*Data for the task*
* * *

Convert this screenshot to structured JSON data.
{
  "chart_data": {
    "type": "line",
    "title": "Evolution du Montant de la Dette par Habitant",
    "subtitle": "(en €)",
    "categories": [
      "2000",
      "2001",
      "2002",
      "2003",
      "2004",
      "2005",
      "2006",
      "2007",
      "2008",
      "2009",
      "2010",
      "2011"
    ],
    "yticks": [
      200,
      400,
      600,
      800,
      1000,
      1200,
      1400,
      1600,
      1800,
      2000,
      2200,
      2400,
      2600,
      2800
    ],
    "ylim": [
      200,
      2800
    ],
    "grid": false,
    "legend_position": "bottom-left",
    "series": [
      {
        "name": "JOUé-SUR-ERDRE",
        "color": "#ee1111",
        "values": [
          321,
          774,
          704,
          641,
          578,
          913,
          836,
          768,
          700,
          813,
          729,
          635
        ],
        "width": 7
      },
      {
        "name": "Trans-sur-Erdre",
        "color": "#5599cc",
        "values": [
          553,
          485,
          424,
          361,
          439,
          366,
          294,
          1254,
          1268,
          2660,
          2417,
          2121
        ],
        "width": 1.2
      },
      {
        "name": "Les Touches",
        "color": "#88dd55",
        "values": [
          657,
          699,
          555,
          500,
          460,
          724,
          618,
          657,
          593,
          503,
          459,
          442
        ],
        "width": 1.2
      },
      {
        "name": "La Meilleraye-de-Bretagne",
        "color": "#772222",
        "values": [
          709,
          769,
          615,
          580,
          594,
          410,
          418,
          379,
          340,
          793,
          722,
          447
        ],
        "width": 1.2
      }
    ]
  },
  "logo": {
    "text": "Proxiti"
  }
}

* * *

*Brief*
Write out the complete set of records exactly as given.

*The solution*
Convert this screenshot to structured JSON data.
{
  "chart_data": {
    "type": "line",
    "title": "Evolution du Montant de la Dette par Habitant",
    "subtitle": "(en €)",
    "categories": [
      "2000",
      "2001",
      "2002",
      "2003",
      "2004",
      "2005",
      "2006",
      "2007",
      "2008",
      "2009",
      "2010",
      "2011"
    ],
    "yticks": [
      200,
      400,
      600,
      800,
      1000,
      1200,
      1400,
      1600,
      1800,
      2000,
      2200,
      2400,
      2600,
      2800
    ],
    "ylim": [
      200,
      2800
    ],
    "grid": false,
    "legend_position": "bottom-left",
    "series": [
      {
        "name": "JOUé-SUR-ERDRE",
        "color": "#ee1111",
        "values": [
          321,
          774,
          704,
          641,
          578,
          913,
          836,
          768,
          700,
          813,
          729,
          635
        ],
        "width": 7
      },
      {
        "name": "Trans-sur-Erdre",
        "color": "#5599cc",
        "values": [
          553,
          485,
          424,
          361,
          439,
          366,
          294,
          1254,
          1268,
          2660,
          2417,
          2121
        ],
        "width": 1.2
      },
      {
        "name": "Les Touches",
        "color": "#88dd55",
        "values": [
          657,
          699,
          555,
          500,
          460,
          724,
          618,
          657,
          593,
          503,
          459,
          442
        ],
        "width": 1.2
      },
      {
        "name": "La Meilleraye-de-Bretagne",
        "color": "#772222",
        "values": [
          709,
          769,
          615,
          580,
          594,
          410,
          418,
          379,
          340,
          793,
          722,
          447
        ],
        "width": 1.2
      }
    ]
  },
  "logo": {
    "text": "Proxiti"
  }
}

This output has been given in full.